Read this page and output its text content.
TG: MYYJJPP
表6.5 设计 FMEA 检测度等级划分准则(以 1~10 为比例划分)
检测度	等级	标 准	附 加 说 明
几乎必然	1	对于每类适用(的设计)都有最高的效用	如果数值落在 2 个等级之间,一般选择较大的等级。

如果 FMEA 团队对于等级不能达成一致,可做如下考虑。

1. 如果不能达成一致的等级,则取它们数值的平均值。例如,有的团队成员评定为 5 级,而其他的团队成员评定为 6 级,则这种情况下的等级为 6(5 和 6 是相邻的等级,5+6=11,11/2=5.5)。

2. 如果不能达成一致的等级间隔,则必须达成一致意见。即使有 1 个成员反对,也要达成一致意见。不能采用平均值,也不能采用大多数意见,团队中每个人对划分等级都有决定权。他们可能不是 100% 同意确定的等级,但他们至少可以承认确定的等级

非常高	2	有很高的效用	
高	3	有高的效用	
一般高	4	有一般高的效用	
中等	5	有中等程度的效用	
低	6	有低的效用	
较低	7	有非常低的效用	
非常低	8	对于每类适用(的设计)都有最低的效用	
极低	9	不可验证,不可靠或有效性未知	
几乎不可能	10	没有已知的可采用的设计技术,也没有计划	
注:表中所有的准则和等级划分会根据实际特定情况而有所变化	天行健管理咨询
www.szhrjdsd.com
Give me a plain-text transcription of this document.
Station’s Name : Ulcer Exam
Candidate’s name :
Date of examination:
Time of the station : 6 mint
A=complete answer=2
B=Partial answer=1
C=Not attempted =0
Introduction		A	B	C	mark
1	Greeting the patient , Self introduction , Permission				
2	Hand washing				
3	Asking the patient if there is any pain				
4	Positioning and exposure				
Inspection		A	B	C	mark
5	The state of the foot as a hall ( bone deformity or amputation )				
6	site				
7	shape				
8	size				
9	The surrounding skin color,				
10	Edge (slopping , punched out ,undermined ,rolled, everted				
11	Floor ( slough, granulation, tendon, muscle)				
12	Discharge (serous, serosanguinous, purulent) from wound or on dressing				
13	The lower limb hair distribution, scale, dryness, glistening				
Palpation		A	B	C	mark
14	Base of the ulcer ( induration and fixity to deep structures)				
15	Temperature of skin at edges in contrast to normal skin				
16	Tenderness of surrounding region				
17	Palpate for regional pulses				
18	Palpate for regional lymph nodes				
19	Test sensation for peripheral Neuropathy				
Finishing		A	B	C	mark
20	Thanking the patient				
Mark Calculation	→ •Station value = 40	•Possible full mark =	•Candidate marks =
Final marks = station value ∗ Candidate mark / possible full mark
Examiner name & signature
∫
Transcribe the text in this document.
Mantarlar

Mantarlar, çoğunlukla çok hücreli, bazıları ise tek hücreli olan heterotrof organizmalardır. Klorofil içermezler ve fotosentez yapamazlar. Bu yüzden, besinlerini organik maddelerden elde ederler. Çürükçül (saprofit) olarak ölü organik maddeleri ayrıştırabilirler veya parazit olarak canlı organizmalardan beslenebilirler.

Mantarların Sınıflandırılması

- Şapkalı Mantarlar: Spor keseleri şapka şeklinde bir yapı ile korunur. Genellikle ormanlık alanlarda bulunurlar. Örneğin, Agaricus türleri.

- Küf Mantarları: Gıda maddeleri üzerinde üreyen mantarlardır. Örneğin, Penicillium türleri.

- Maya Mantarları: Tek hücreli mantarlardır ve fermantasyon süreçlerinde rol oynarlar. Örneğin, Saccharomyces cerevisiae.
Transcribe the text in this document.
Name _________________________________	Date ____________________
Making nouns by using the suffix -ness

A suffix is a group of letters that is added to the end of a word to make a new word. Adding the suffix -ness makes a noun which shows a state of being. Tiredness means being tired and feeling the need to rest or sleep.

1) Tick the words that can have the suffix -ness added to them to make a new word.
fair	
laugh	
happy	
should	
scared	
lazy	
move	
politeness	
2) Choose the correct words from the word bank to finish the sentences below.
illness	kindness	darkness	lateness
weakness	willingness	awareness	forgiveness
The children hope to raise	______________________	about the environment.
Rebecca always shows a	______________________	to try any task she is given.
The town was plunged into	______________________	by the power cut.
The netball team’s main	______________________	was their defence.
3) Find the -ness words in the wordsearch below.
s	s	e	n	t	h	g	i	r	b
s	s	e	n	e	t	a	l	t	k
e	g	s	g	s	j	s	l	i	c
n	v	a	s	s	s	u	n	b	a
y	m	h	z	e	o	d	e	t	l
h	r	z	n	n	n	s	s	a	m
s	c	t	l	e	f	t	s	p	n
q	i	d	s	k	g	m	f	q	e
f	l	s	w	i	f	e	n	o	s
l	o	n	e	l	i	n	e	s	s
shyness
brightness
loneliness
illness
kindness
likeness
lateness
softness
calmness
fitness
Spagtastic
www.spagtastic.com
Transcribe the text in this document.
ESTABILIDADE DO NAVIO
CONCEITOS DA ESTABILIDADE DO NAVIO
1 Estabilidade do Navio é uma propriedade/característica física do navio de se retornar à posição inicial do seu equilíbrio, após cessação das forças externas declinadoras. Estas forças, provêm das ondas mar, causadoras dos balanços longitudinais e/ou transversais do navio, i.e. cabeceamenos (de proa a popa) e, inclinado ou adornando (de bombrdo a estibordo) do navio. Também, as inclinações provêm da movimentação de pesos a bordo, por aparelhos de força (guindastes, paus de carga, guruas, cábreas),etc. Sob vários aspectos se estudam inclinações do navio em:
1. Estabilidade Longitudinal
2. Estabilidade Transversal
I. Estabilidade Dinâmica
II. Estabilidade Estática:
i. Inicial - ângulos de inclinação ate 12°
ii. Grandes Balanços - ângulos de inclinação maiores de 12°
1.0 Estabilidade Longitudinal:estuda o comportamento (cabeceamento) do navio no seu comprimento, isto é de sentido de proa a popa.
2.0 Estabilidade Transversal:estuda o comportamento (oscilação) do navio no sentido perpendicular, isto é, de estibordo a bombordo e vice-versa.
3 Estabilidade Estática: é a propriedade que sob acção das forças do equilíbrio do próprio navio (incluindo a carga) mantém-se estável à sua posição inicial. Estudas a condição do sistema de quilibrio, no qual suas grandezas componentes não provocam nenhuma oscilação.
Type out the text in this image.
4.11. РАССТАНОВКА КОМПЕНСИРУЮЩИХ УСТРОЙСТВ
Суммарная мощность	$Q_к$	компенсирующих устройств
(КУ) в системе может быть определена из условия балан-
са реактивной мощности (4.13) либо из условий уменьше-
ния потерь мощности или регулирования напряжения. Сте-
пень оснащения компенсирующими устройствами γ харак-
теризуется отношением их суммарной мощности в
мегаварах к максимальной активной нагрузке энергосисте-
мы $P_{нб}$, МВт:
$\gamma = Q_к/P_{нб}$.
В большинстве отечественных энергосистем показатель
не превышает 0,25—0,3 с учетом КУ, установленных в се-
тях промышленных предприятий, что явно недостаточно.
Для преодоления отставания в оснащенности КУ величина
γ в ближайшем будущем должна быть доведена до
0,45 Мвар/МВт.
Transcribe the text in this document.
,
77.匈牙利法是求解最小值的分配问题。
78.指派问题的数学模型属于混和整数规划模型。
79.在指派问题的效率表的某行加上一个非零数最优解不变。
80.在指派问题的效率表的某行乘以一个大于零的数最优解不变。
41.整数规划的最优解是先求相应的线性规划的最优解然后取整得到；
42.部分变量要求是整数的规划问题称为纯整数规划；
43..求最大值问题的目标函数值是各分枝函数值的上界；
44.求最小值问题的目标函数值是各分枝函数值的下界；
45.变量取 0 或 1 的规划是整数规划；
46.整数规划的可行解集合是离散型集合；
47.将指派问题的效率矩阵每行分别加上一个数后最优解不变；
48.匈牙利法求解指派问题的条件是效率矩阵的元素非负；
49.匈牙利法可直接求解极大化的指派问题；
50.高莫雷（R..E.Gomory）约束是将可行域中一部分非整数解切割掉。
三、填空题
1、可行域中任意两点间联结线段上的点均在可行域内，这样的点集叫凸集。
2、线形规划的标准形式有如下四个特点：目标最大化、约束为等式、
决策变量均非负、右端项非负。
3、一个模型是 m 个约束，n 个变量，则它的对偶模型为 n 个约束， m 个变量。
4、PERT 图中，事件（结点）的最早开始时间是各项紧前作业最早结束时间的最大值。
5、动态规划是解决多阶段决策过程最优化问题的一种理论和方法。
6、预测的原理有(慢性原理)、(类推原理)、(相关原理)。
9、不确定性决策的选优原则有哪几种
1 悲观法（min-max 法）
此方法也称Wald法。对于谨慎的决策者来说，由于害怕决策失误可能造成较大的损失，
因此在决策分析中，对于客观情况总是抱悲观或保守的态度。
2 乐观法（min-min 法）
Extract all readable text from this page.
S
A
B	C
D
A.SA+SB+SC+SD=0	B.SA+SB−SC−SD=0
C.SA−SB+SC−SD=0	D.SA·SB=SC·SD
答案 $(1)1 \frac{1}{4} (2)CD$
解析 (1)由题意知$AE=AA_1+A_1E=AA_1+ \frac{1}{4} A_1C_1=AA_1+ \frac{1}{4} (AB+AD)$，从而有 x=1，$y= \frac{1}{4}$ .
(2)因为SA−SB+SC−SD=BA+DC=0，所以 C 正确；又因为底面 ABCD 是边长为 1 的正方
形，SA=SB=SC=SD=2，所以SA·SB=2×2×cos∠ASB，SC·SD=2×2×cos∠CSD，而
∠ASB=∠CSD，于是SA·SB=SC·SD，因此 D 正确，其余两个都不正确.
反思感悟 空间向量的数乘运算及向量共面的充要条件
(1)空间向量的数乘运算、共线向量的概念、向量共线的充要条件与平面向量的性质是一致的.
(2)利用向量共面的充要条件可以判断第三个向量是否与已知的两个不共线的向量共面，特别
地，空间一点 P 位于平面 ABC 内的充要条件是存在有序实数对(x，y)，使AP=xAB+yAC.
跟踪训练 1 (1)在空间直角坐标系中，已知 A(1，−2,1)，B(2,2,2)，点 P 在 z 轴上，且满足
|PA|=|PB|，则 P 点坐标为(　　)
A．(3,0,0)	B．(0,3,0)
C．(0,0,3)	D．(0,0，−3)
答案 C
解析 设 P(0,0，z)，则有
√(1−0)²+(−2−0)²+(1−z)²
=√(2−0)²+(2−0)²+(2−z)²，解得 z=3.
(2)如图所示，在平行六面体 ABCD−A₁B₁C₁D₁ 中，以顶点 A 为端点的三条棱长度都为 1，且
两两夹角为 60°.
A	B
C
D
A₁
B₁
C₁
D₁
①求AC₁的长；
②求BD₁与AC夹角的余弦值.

——————

- [Problem description] Lines that hold "ângulos" are the ones to copy; find all of them.

- [The solution]
i. Inicial - ângulos de inclinação ate 12°
ii. Grandes Balanços - ângulos de inclinação maiores de 12°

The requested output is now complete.